--- Information provided ---

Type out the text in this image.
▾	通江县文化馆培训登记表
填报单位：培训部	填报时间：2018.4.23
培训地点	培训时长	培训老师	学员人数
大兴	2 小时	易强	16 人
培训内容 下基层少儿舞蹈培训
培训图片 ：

---

▸ **Description of the task**
Every entry must be quoted exactly as it appears above.

▸ **Solution below**
Type out the text in this image.
▾	通江县文化馆培训登记表
填报单位：培训部	填报时间：2018.4.23
培训地点	培训时长	培训老师	学员人数
大兴	2 小时	易强	16 人
培训内容 下基层少儿舞蹈培训
培训图片 ：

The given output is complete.